> [Some records]
*-*-*

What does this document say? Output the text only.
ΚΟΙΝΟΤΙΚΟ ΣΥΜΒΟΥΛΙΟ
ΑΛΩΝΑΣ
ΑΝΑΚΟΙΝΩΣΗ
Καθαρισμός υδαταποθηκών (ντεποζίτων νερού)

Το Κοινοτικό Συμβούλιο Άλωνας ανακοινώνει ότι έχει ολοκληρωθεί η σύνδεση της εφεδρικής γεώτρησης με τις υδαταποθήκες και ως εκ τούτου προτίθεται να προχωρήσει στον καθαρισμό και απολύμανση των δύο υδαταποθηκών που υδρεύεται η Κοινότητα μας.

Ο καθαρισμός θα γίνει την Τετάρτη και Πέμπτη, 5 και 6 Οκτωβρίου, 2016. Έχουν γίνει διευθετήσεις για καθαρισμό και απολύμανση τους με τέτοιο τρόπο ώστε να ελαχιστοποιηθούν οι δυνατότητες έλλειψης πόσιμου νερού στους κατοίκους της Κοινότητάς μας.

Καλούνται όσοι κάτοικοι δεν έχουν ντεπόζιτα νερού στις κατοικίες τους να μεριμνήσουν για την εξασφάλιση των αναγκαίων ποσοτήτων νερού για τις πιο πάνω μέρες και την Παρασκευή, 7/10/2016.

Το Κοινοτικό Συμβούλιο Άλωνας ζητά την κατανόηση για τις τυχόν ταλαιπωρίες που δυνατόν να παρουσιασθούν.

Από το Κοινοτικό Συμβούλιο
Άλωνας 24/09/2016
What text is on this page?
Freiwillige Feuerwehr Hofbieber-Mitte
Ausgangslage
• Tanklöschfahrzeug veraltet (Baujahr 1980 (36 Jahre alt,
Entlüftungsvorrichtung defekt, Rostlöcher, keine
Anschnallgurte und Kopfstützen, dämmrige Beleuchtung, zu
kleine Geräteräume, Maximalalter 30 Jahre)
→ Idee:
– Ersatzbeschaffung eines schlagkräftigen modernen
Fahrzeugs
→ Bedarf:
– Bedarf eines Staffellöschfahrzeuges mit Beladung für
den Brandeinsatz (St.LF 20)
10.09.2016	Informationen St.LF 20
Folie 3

*-*-*

> [TASK DESCRIPTION]
Your task is to gather all lines from the entries above that hold the word "Συμβούλιο".

> [THE OUTPUT]
Το Κοινοτικό Συμβούλιο Άλωνας ανακοινώνει ότι έχει ολοκληρωθεί η σύνδεση της εφεδρικής γεώτρησης με τις υδαταποθήκες και ως εκ τούτου προτίθεται να προχωρήσει στον καθαρισμό και απολύμανση των δύο υδαταποθηκών που υδρεύεται η Κοινότητα μας.
Το Κοινοτικό Συμβούλιο Άλωνας ζητά την κατανόηση για τις τυχόν ταλαιπωρίες που δυνατόν να παρουσιασθούν.
Από το Κοινοτικό Συμβούλιο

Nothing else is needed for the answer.